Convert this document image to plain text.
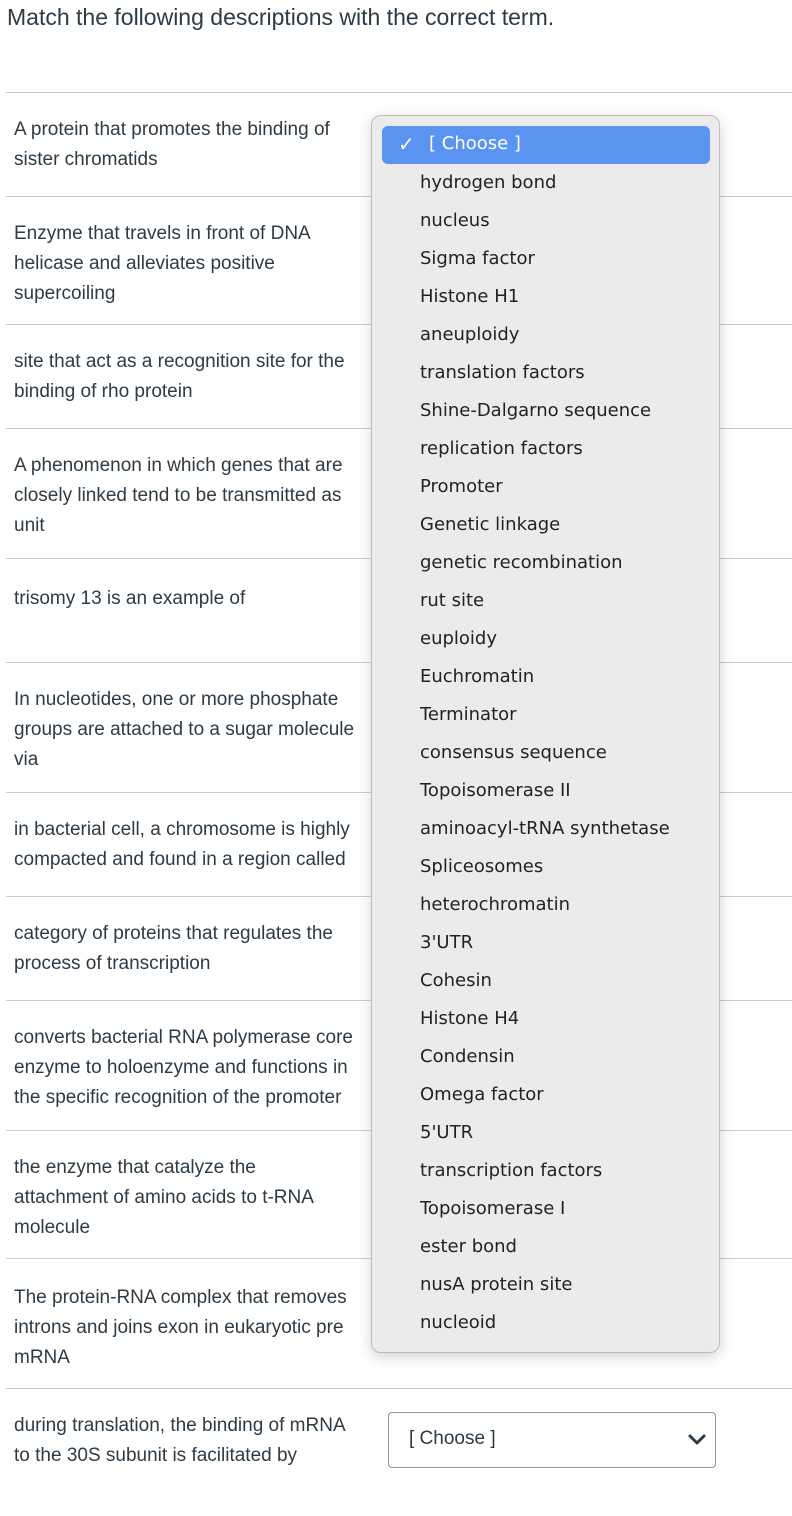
Match the following descriptions with the correct term.
A protein that promotes the binding of
sister chromatids
Enzyme that travels in front of DNA
helicase and alleviates positive
supercoiling
site that act as a recognition site for the
binding of rho protein
A phenomenon in which genes that are
closely linked tend to be transmitted as
unit
trisomy 13 is an example of
In nucleotides, one or more phosphate
groups are attached to a sugar molecule
via
in bacterial cell, a chromosome is highly
compacted and found in a region called
category of proteins that regulates the
process of transcription
converts bacterial RNA polymerase core
enzyme to holoenzyme and functions in
the specific recognition of the promoter
the enzyme that catalyze the
attachment of amino acids to t-RNA
molecule
The protein-RNA complex that removes
introns and joins exon in eukaryotic pre
mRNA
during translation, the binding of mRNA
to the 30S subunit is facilitated by
[ Choose ]
✓ [ Choose ]
hydrogen bond
nucleus
Sigma factor
Histone H1
aneuploidy
translation factors
Shine-Dalgarno sequence
replication factors
Promoter
Genetic linkage
genetic recombination
rut site
euploidy
Euchromatin
Terminator
consensus sequence
Topoisomerase II
aminoacyl-tRNA synthetase
Spliceosomes
heterochromatin
3'UTR
Cohesin
Histone H4
Condensin
Omega factor
5'UTR
transcription factors
Topoisomerase I
ester bond
nusA protein site
nucleoid
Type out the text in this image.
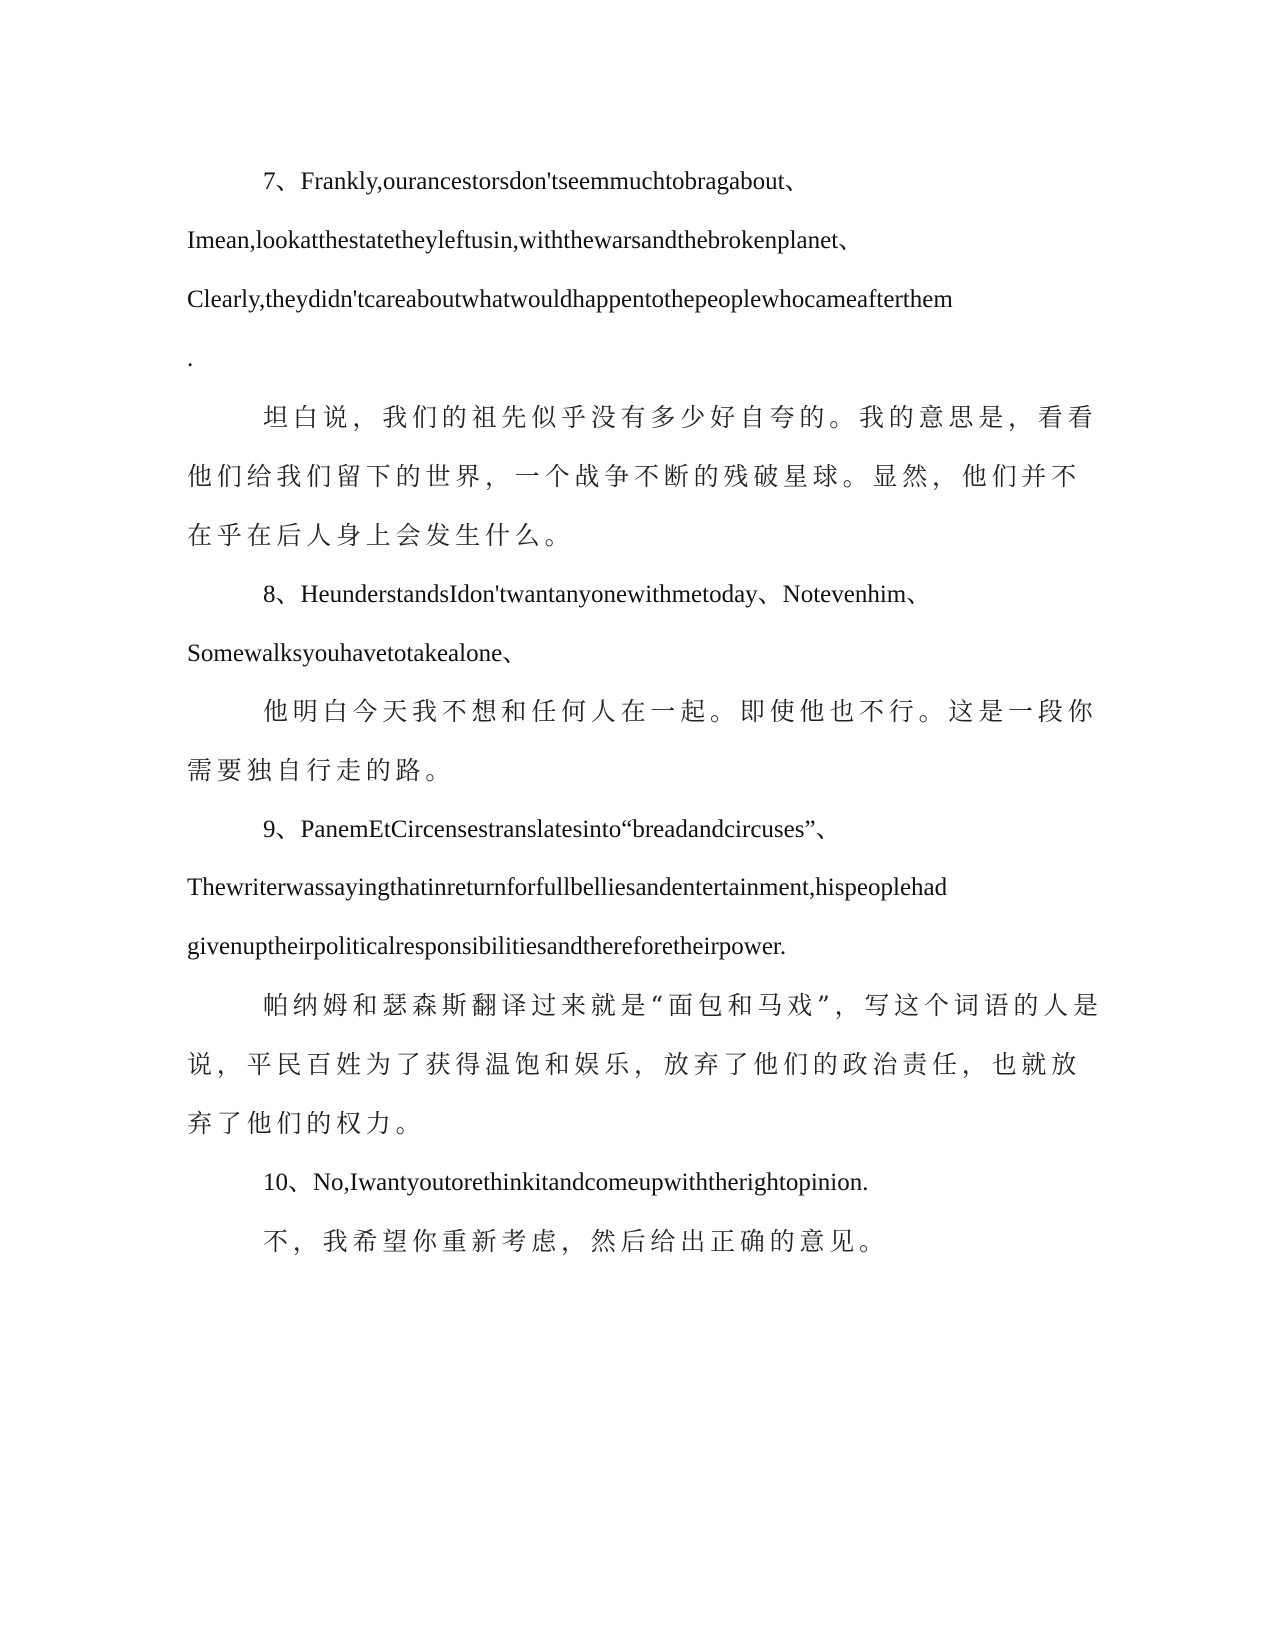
7、Frankly,ourancestorsdon'tseemmuchtobragabout、
Imean,lookatthestatetheyleftusin,withthewarsandthebrokenplanet、
Clearly,theydidn'tcareaboutwhatwouldhappentothepeoplewhocameafterthem
.
坦白说，我们的祖先似乎没有多少好自夸的。我的意思是，看看
他们给我们留下的世界，一个战争不断的残破星球。显然，他们并不
在乎在后人身上会发生什么。
8、HeunderstandsIdon'twantanyonewithmetoday、Notevenhim、
Somewalksyouhavetotakealone、
他明白今天我不想和任何人在一起。即使他也不行。这是一段你
需要独自行走的路。
9、PanemEtCircensestranslatesinto“breadandcircuses”、
Thewriterwassayingthatinreturnforfullbelliesandentertainment,hispeoplehad
givenuptheirpoliticalresponsibilitiesandthereforetheirpower.
帕纳姆和瑟森斯翻译过来就是“面包和马戏”，写这个词语的人是
说，平民百姓为了获得温饱和娱乐，放弃了他们的政治责任，也就放
弃了他们的权力。
10、No,Iwantyoutorethinkitandcomeupwiththerightopinion.
不，我希望你重新考虑，然后给出正确的意见。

**Work instructions:** Only the text is to be copied: please reproduce the records exactly and drop the pictures.

**Result of this exercise:**
Convert this document image to plain text.
Match the following descriptions with the correct term.
A protein that promotes the binding of
sister chromatids
Enzyme that travels in front of DNA
helicase and alleviates positive
supercoiling
site that act as a recognition site for the
binding of rho protein
A phenomenon in which genes that are
closely linked tend to be transmitted as
unit
trisomy 13 is an example of
In nucleotides, one or more phosphate
groups are attached to a sugar molecule
via
in bacterial cell, a chromosome is highly
compacted and found in a region called
category of proteins that regulates the
process of transcription
converts bacterial RNA polymerase core
enzyme to holoenzyme and functions in
the specific recognition of the promoter
the enzyme that catalyze the
attachment of amino acids to t-RNA
molecule
The protein-RNA complex that removes
introns and joins exon in eukaryotic pre
mRNA
during translation, the binding of mRNA
to the 30S subunit is facilitated by
[ Choose ]
✓ [ Choose ]
hydrogen bond
nucleus
Sigma factor
Histone H1
aneuploidy
translation factors
Shine-Dalgarno sequence
replication factors
Promoter
Genetic linkage
genetic recombination
rut site
euploidy
Euchromatin
Terminator
consensus sequence
Topoisomerase II
aminoacyl-tRNA synthetase
Spliceosomes
heterochromatin
3'UTR
Cohesin
Histone H4
Condensin
Omega factor
5'UTR
transcription factors
Topoisomerase I
ester bond
nusA protein site
nucleoid
Type out the text in this image.
7、Frankly,ourancestorsdon'tseemmuchtobragabout、
Imean,lookatthestatetheyleftusin,withthewarsandthebrokenplanet、
Clearly,theydidn'tcareaboutwhatwouldhappentothepeoplewhocameafterthem
.
坦白说，我们的祖先似乎没有多少好自夸的。我的意思是，看看
他们给我们留下的世界，一个战争不断的残破星球。显然，他们并不
在乎在后人身上会发生什么。
8、HeunderstandsIdon'twantanyonewithmetoday、Notevenhim、
Somewalksyouhavetotakealone、
他明白今天我不想和任何人在一起。即使他也不行。这是一段你
需要独自行走的路。
9、PanemEtCircensestranslatesinto“breadandcircuses”、
Thewriterwassayingthatinreturnforfullbelliesandentertainment,hispeoplehad
givenuptheirpoliticalresponsibilitiesandthereforetheirpower.
帕纳姆和瑟森斯翻译过来就是“面包和马戏”，写这个词语的人是
说，平民百姓为了获得温饱和娱乐，放弃了他们的政治责任，也就放
弃了他们的权力。
10、No,Iwantyoutorethinkitandcomeupwiththerightopinion.
不，我希望你重新考虑，然后给出正确的意见。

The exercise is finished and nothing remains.